======== Selected passage

Would you like me to get some autographs for you?

Reactions: Funny 1


----------



## boxerulez (22/11/16)

If you can get me Rob's autograph on his nicest hands tip and courier it down to me that would be swell! 

Sent from my SM-A700F using Tapatalk

Reactions: Funny 2


----------



## Schnappie (25/11/16)

No vendor with any info yet?


----------



## Schnappie (25/11/16)

I see its on fasstech for 25 dollars...hmmm


----------



## Rob Fisher (26/11/16)

Cerabis in bound to Vape King boys and girls...

Reactions: Winner 2


----------



## Schnappie (27/11/16)

Rob Fisher said:


> Cerabis in bound to Vape King boys and girls...


How does it do with none fruity menthols?

Need a no hassle tank to take on holiday with me wont have time for rewicking and coiling


----------



## Rob Fisher (27/11/16)

Schnappie said:


> How does it do with none fruity menthols?

================
======== Data provided

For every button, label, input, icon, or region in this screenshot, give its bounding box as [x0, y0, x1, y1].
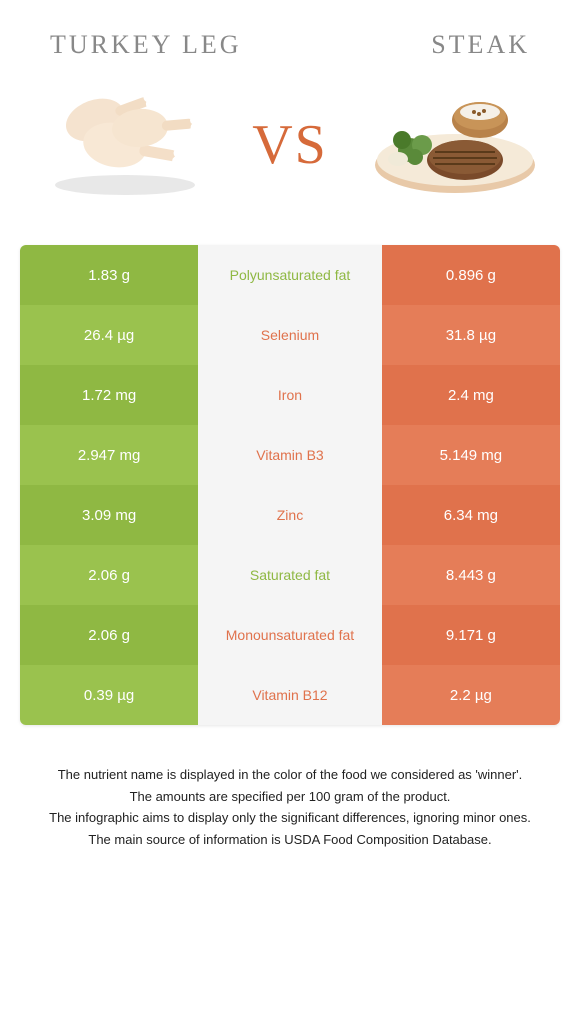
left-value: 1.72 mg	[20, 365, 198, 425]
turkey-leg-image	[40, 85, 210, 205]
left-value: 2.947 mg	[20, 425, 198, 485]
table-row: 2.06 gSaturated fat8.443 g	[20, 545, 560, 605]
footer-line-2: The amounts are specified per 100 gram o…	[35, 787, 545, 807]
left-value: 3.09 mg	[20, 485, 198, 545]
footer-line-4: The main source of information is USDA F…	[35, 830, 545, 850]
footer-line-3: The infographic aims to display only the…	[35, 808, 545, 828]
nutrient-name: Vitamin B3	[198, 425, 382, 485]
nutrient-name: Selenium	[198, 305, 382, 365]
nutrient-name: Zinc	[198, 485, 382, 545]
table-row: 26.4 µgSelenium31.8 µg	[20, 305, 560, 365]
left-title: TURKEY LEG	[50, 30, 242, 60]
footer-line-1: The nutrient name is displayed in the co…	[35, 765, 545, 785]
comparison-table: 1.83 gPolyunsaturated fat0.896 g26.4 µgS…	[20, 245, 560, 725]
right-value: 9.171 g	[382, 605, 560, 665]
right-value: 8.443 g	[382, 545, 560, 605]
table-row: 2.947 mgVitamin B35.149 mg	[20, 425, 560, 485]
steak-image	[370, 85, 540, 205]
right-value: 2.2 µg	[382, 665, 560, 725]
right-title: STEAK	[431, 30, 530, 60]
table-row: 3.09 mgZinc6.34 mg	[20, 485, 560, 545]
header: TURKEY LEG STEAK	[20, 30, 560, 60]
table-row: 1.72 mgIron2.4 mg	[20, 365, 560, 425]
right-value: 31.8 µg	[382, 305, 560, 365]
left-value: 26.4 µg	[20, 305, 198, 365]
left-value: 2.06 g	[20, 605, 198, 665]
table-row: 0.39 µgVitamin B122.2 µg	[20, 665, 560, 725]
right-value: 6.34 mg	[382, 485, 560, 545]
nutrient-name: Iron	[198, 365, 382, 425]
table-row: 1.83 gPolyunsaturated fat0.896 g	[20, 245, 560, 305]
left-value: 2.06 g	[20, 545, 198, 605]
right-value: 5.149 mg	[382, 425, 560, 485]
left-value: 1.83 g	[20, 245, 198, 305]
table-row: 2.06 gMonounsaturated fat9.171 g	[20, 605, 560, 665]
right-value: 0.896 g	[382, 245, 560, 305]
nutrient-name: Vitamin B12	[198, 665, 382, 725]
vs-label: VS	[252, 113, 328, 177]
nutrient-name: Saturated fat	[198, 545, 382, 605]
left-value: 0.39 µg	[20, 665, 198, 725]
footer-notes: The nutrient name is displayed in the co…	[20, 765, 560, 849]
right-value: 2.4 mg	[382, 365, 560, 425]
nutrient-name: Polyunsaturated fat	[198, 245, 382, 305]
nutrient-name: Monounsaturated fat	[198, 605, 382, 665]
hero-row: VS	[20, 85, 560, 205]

================
======== Data provided

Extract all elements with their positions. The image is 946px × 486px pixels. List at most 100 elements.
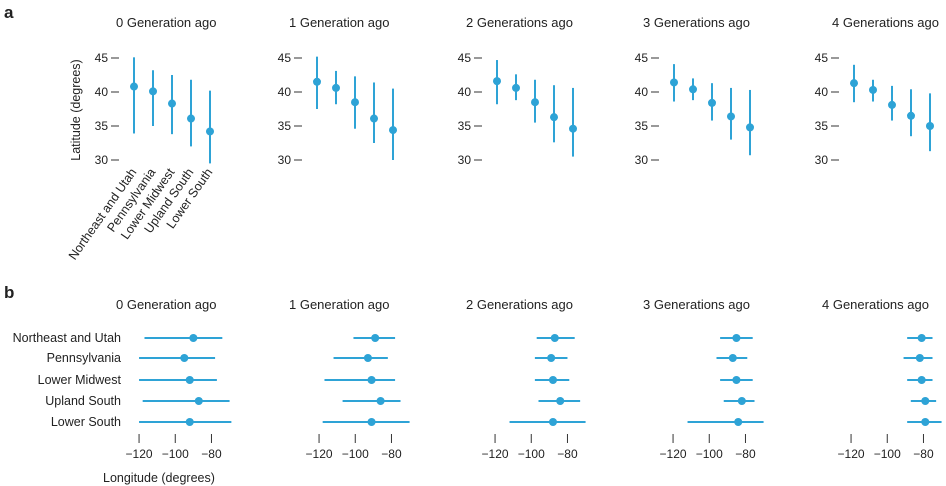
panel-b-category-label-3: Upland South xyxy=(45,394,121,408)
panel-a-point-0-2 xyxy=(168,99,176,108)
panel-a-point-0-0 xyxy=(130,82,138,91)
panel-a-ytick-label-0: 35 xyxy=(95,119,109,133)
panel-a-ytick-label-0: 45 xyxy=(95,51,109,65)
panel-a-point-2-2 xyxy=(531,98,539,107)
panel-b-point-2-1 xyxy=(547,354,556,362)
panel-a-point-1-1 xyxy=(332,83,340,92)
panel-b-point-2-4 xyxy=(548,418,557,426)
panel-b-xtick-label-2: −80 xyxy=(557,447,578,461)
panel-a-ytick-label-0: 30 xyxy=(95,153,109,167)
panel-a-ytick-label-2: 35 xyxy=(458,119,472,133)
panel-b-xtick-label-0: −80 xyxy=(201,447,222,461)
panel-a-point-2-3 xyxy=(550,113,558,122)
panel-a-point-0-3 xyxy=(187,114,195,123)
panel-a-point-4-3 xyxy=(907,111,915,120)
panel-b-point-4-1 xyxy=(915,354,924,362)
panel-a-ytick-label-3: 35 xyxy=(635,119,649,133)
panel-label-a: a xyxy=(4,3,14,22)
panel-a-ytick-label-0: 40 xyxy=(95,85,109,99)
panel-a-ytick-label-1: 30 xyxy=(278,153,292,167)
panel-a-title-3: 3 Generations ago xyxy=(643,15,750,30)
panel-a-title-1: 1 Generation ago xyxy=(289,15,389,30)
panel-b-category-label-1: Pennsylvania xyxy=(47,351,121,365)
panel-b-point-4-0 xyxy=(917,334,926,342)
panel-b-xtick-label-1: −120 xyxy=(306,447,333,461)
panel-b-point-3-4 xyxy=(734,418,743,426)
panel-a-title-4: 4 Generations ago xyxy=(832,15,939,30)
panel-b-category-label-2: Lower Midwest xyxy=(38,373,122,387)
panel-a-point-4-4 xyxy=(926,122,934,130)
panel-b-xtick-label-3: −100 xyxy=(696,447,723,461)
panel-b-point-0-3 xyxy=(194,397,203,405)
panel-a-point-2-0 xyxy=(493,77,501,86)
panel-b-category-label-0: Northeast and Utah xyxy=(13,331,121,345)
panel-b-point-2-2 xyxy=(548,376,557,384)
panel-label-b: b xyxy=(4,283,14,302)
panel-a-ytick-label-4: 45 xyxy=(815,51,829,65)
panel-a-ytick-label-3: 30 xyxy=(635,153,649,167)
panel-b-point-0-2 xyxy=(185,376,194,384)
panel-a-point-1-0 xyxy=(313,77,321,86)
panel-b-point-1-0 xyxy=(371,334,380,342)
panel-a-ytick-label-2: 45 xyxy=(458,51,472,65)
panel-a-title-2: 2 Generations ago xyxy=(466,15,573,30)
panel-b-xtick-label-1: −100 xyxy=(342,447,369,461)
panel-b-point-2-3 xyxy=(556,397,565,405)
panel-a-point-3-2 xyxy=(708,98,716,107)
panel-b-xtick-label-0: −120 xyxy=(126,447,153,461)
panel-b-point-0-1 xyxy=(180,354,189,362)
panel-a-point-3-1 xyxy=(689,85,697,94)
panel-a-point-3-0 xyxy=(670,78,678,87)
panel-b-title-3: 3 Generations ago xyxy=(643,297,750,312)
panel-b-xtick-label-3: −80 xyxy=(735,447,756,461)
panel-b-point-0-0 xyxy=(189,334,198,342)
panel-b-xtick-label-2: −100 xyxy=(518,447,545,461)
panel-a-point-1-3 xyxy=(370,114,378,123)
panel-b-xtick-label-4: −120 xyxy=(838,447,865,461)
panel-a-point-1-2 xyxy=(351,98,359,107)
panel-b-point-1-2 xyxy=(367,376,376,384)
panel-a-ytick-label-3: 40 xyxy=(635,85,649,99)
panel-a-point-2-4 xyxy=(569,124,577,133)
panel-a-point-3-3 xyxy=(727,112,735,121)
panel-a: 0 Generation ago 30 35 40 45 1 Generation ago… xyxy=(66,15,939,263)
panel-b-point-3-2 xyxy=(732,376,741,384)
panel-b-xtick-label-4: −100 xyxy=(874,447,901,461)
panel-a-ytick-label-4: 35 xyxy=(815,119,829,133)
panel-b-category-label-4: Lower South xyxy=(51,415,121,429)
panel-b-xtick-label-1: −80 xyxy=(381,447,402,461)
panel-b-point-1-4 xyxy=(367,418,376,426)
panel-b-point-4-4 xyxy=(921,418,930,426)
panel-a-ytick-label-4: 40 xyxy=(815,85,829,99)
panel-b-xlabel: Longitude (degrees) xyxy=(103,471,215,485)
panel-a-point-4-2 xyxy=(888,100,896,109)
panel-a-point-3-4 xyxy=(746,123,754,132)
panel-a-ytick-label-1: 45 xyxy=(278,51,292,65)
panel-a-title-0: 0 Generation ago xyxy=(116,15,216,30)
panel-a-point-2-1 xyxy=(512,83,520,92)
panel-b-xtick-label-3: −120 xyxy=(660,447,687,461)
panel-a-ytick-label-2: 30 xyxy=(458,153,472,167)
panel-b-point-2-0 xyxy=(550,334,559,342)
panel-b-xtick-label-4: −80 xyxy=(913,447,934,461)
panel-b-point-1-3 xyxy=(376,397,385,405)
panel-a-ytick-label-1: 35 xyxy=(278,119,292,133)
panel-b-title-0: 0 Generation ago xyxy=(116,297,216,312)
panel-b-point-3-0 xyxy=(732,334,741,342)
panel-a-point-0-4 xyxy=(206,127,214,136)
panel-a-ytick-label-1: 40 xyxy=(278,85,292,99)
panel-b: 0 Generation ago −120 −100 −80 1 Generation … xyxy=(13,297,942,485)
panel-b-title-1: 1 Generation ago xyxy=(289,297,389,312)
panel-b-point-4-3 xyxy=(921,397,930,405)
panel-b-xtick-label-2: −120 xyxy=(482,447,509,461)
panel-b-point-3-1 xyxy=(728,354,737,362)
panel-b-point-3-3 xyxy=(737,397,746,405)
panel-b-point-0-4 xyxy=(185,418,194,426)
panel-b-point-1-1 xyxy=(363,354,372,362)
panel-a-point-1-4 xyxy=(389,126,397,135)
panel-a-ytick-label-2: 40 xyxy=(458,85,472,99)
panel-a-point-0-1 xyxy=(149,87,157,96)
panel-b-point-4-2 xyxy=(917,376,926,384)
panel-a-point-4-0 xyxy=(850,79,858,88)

================

**Brief 1**: Echo the forum thread word for word between "Reactions: Funny 1" and "would be swell!", inclusive.
**Brief 2**: In the forum thread, which vendor does Rob Fisher say the Cerabis is inbound to?

**Final result 1**:
Reactions: Funny 1


----------



## boxerulez (22/11/16)

If you can get me Rob's autograph on his nicest hands tip and courier it down to me that would be swell!

**Final result 2**: Vape King